Tarantool development patches archive
 help / color / mirror / Atom feed
From: "Ilya Kosarev" <i.kosarev@tarantool.org>
To: "Vladislav Shpilevoy" <v.shpilevoy@tarantool.org>
Cc: tarantool-patches@dev.tarantool.org
Subject: Re: [Tarantool-patches] [PATCH] test: fix flaky socket test
Date: Fri, 06 Dec 2019 19:01:27 +0300	[thread overview]
Message-ID: <1575648087.956039140@f128.i.mail.ru> (raw)
In-Reply-To: <ec633a19-20d5-fc31-2c67-23d05e26e278@tarantool.org>

[-- Attachment #1: Type: text/plain, Size: 7266 bytes --]


Hi!

Thanks for your review.

4. I run socket.test to simulate "high load" in parallel with itself
(while ./test-run.py -j20 `for r in {1..64} ; do echo socket ; done` 2>/dev/null ; do l=$(($l+1)) ; echo ======== $l ============= ; done).
Using fiber.time() as random seed leads to the same results produced
on parallel tasks. Using instance uuid as a seed seems to be a good
decision.
5. Well, considering the new seed generation, 10s seem to be enough.
6. If we close socket in the main fiber, we might attempt to use closed
socket in background fiber.
7. Of course it shouldn't be nil and test will fail in this case. We
just want to be sure that test won't hang even if server is still nil.
Otherwise we will hang on chan:put(), which is not nice. Sent v2 considering mentioned drawbacks.

>Пятница,  6 декабря 2019, 0:31 +03:00 от Vladislav Shpilevoy < v.shpilevoy@tarantool.org >:
>
>Hi! Thanks for the patch!
>
>See 7 comments below.
>
>On 04/12/2019 14:43, Ilya Kosarev wrote:
>> socket.test had a number of flaky problems:
>> - socket readableness expectation
>> - race conditions on socket shutdown in emulation test cases
>> - tcp_server stability in socket receive inconsistent behavior case
>> Now they are solved. Port randomization is improved.
>> Socket test is not fragile anymore.

* STATED EXERCISE A *
Reproduce the socket test email from "Using fiber.time() as" to "in background fiber.".
The rows after this are unrelated to the email above.

* DATASET EXCERPTS *
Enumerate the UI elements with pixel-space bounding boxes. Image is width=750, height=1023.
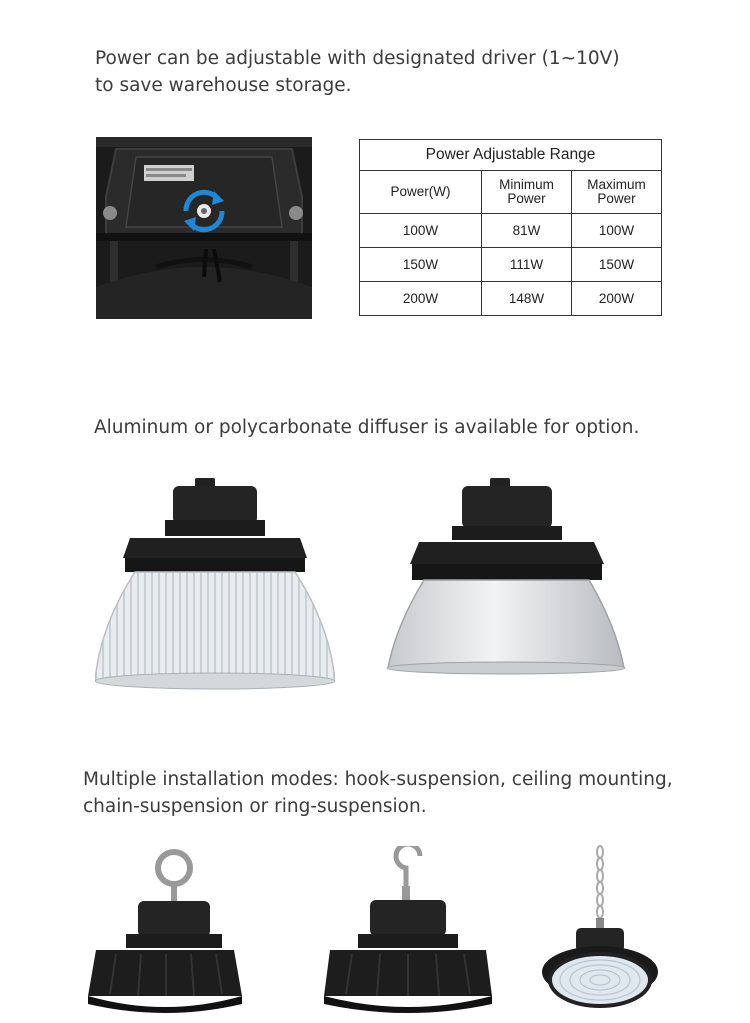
hook-suspension-lamp-image xyxy=(322,846,494,1018)
cell-max: 150W xyxy=(571,248,661,282)
chain-suspension-lamp-image xyxy=(540,844,660,1019)
header-maximum-power xyxy=(571,171,661,214)
cell-min: 81W xyxy=(482,214,572,248)
table-row xyxy=(360,214,662,248)
table-row xyxy=(360,282,662,316)
cell-max: 100W xyxy=(571,214,661,248)
polycarbonate-diffuser-lamp-image xyxy=(95,476,335,691)
installation-caption-line1: Multiple installation modes: hook-suspension, ceiling mounting, xyxy=(83,769,673,790)
power-range-table xyxy=(359,139,662,316)
header-min-line2: Power xyxy=(507,191,546,206)
rotate-arrows-icon xyxy=(174,181,234,241)
diffuser-caption: Aluminum or polycarbonate diffuser is available for option. xyxy=(94,417,640,438)
cell-power: 200W xyxy=(360,282,482,316)
cell-power: 150W xyxy=(360,248,482,282)
cell-min: 111W xyxy=(482,248,572,282)
table-row xyxy=(360,248,662,282)
cell-power: 100W xyxy=(360,214,482,248)
power-caption xyxy=(95,45,715,99)
installation-caption xyxy=(83,766,723,820)
cell-max: 200W xyxy=(571,282,661,316)
ring-suspension-lamp-image xyxy=(86,846,244,1018)
installation-caption-line2: chain-suspension or ring-suspension. xyxy=(83,796,427,817)
cell-min: 148W xyxy=(482,282,572,316)
aluminum-diffuser-lamp-image xyxy=(384,476,629,676)
table-title: Power Adjustable Range xyxy=(360,140,662,171)
header-minimum-power xyxy=(482,171,572,214)
header-max-line1: Maximum xyxy=(587,177,646,192)
driver-dial-photo xyxy=(96,137,312,319)
header-power: Power(W) xyxy=(360,171,482,214)
header-min-line1: Minimum xyxy=(499,177,554,192)
power-caption-line2: to save warehouse storage. xyxy=(95,75,352,96)
power-caption-line1: Power can be adjustable with designated driver (1~10V) xyxy=(95,48,620,69)
header-max-line2: Power xyxy=(597,191,636,206)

* STATED EXERCISE B *
In the rows, change "cell-power" to "cell-wattage" from the line with "hook-suspension-lamp-image xyxy=(322,846,494,1018)" to the line with "cell-min: 148W xyxy=(482,282,572,316)", and return only those lines with everything else left as it is.

* WRITTEN RESPONSE A *
Using fiber.time() as random seed leads to the same results produced
on parallel tasks. Using instance uuid as a seed seems to be a good
decision.
5. Well, considering the new seed generation, 10s seem to be enough.
6. If we close socket in the main fiber, we might attempt to use closed
socket in background fiber.

* WRITTEN RESPONSE B *
hook-suspension-lamp-image xyxy=(322,846,494,1018)
cell-max: 150W xyxy=(571,248,661,282)
chain-suspension-lamp-image xyxy=(540,844,660,1019)
header-maximum-power xyxy=(571,171,661,214)
cell-min: 81W xyxy=(482,214,572,248)
table-row xyxy=(360,214,662,248)
table-row xyxy=(360,282,662,316)
cell-max: 100W xyxy=(571,214,661,248)
polycarbonate-diffuser-lamp-image xyxy=(95,476,335,691)
installation-caption-line1: Multiple installation modes: hook-suspension, ceiling mounting, xyxy=(83,769,673,790)
power-range-table xyxy=(359,139,662,316)
header-min-line2: Power xyxy=(507,191,546,206)
rotate-arrows-icon xyxy=(174,181,234,241)
diffuser-caption: Aluminum or polycarbonate diffuser is available for option. xyxy=(94,417,640,438)
cell-wattage: 200W xyxy=(360,282,482,316)
cell-wattage: 150W xyxy=(360,248,482,282)
cell-min: 111W xyxy=(482,248,572,282)
table-row xyxy=(360,248,662,282)
cell-wattage: 100W xyxy=(360,214,482,248)
power-caption xyxy=(95,45,715,99)
installation-caption xyxy=(83,766,723,820)
cell-max: 200W xyxy=(571,282,661,316)
ring-suspension-lamp-image xyxy=(86,846,244,1018)
installation-caption-line2: chain-suspension or ring-suspension. xyxy=(83,796,427,817)
cell-min: 148W xyxy=(482,282,572,316)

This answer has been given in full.